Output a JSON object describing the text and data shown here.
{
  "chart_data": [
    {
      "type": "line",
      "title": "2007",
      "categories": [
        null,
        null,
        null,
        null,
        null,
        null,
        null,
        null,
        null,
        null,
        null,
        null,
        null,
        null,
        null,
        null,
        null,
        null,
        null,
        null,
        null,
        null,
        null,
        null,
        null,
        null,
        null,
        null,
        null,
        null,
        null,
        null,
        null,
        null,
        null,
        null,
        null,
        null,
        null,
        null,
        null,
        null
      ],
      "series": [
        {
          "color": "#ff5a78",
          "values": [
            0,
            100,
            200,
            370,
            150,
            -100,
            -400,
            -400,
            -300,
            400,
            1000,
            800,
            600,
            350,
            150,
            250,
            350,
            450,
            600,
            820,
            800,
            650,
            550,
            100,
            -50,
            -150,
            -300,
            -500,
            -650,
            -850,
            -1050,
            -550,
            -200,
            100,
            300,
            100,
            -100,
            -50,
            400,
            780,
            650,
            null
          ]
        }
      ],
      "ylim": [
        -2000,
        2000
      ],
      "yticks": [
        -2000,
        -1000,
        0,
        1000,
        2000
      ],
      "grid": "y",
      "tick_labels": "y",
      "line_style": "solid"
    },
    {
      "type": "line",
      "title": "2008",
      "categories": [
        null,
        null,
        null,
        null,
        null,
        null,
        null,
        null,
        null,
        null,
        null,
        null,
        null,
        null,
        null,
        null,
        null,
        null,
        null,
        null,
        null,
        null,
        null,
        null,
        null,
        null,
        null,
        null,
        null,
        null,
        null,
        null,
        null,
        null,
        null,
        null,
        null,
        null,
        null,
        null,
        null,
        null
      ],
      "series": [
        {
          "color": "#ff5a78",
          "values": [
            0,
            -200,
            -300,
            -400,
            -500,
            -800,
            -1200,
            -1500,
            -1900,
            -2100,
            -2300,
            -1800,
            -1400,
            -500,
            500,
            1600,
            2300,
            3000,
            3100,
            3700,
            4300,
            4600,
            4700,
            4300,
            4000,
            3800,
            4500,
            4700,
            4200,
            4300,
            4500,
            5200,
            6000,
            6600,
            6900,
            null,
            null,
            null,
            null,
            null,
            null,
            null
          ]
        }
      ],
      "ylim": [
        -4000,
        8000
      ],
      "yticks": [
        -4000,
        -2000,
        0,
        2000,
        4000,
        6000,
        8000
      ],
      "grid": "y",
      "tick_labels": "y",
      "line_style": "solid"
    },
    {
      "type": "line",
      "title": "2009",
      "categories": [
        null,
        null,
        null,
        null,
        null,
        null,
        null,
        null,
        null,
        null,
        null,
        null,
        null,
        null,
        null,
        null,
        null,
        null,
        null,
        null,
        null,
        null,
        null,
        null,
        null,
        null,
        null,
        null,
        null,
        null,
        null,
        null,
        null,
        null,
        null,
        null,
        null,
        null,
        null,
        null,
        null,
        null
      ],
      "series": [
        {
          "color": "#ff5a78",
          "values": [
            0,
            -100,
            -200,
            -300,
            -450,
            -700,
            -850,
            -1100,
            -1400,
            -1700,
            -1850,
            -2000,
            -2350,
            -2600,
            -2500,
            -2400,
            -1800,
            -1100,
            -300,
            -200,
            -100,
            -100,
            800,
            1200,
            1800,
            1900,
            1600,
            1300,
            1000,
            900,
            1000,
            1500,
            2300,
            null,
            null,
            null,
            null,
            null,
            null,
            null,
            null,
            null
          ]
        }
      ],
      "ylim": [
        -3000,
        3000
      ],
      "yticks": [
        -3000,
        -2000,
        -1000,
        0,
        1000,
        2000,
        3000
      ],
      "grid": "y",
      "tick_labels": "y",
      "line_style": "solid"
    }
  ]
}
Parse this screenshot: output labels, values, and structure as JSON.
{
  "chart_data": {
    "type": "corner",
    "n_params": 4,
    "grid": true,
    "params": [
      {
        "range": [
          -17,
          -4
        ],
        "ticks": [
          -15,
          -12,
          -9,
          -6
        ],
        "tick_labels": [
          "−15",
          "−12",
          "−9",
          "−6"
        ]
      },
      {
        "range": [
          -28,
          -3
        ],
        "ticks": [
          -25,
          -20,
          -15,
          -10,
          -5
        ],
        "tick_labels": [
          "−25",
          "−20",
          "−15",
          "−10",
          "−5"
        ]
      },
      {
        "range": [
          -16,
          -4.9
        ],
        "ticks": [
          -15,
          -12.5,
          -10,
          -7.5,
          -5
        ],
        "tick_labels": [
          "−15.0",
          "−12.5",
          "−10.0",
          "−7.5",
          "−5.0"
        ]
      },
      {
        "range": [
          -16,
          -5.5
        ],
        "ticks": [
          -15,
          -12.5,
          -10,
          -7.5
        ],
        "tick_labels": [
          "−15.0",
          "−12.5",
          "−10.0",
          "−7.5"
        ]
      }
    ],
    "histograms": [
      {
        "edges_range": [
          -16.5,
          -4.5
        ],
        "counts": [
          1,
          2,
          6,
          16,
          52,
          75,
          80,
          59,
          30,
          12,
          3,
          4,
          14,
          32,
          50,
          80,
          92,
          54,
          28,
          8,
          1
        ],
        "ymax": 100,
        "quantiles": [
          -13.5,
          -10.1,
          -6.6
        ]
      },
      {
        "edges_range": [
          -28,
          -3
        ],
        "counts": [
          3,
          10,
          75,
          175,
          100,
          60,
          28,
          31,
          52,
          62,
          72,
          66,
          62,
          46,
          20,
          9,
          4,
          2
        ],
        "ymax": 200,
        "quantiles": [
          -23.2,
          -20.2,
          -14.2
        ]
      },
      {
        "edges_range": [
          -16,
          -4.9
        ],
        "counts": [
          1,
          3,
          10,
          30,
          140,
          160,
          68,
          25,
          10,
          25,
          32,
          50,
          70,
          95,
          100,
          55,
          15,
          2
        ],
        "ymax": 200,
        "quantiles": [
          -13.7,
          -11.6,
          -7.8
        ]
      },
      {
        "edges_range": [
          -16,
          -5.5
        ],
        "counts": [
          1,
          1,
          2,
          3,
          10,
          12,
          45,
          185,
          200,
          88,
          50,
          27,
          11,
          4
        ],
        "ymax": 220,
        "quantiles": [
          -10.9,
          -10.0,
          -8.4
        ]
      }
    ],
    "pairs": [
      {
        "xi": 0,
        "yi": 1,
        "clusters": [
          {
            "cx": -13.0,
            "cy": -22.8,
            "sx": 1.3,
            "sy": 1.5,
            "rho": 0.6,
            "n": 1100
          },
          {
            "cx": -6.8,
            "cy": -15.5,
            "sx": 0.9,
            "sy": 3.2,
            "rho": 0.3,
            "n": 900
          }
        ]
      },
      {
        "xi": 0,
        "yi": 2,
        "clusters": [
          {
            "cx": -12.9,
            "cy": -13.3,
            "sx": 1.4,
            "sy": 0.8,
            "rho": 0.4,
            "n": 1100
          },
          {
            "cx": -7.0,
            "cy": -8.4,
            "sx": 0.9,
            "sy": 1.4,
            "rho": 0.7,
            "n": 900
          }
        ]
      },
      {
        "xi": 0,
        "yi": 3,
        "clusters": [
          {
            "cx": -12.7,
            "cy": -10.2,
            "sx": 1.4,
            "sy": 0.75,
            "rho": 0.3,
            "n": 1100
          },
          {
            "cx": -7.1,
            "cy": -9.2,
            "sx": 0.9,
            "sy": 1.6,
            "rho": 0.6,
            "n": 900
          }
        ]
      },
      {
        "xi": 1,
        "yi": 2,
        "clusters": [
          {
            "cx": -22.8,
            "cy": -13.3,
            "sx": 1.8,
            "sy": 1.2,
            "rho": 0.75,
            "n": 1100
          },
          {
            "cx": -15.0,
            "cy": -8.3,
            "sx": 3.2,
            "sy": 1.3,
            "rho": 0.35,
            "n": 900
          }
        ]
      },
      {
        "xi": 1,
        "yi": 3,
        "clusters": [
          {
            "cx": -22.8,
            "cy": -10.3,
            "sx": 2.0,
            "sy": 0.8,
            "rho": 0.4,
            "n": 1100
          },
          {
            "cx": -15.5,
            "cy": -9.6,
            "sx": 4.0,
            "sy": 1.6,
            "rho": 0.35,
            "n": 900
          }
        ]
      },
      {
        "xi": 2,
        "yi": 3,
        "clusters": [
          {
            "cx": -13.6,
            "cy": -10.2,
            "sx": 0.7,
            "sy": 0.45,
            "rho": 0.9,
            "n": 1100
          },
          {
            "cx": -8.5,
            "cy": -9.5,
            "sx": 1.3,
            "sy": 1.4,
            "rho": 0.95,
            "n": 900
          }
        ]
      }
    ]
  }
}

*-*-*

Find all the lines containing "JSON" in the material, then copy them.

* Result of this exercise *
Output a JSON object describing the text and data shown here.
Parse this screenshot: output labels, values, and structure as JSON.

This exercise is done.